_Records for this task_:

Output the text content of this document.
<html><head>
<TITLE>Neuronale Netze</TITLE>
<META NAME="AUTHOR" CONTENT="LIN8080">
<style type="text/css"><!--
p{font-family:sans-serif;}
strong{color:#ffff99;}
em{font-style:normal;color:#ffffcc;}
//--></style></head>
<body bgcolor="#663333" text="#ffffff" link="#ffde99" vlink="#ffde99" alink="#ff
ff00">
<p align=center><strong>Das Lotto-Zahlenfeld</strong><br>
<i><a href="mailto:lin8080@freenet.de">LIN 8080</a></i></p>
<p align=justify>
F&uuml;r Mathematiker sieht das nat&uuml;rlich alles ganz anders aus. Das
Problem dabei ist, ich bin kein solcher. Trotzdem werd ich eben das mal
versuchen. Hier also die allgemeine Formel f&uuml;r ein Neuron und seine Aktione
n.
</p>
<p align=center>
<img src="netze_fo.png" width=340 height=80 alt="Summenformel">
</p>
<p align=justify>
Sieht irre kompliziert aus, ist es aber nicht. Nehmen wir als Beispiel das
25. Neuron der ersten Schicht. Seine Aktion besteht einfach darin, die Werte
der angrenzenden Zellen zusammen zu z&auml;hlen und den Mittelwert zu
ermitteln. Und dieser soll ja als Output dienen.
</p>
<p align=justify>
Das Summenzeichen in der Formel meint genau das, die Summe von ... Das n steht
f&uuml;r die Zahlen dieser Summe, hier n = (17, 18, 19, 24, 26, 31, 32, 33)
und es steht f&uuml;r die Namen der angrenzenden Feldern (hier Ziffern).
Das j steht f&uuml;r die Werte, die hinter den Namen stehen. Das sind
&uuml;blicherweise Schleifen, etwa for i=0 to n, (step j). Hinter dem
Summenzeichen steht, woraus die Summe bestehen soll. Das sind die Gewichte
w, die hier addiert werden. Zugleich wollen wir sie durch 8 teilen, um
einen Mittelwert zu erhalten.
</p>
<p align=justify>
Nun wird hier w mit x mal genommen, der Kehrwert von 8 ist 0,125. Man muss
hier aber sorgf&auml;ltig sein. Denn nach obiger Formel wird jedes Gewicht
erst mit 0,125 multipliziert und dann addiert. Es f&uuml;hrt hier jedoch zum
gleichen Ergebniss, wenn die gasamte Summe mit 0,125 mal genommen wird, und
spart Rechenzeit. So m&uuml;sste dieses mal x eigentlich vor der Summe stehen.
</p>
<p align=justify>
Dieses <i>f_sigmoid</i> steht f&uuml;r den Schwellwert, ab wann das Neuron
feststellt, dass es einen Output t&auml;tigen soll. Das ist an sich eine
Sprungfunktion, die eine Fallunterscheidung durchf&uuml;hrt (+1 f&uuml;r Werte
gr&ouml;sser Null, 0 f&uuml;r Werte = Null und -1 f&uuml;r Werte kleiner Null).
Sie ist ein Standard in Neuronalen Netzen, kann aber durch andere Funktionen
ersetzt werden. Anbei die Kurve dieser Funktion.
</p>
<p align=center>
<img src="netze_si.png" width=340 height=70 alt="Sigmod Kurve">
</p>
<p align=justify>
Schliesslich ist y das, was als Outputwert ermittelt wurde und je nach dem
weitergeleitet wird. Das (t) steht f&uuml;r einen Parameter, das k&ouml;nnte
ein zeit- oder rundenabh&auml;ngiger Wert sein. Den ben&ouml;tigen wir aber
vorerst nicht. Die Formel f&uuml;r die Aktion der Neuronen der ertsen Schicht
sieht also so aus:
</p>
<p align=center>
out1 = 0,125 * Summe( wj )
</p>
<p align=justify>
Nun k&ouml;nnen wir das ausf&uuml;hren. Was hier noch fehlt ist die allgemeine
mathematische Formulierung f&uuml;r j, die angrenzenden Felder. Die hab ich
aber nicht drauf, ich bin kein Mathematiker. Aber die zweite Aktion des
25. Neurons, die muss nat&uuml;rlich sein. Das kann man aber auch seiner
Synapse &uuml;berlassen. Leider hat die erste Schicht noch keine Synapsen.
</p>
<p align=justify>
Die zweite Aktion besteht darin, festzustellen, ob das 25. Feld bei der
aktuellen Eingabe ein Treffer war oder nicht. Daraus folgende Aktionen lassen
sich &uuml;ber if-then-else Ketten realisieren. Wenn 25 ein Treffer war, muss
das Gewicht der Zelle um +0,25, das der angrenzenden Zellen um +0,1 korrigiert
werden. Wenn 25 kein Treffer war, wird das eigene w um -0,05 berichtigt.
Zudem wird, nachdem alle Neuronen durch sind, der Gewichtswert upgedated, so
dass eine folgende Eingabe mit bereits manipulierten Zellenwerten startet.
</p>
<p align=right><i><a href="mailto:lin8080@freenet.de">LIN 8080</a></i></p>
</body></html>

_What you will do_:
Among the records above, find the lines that contain "darin" and copy every one.

_Task solution_:
25. Neuron der ersten Schicht. Seine Aktion besteht einfach darin, die Werte
Die zweite Aktion besteht darin, festzustellen, ob das 25. Feld bei der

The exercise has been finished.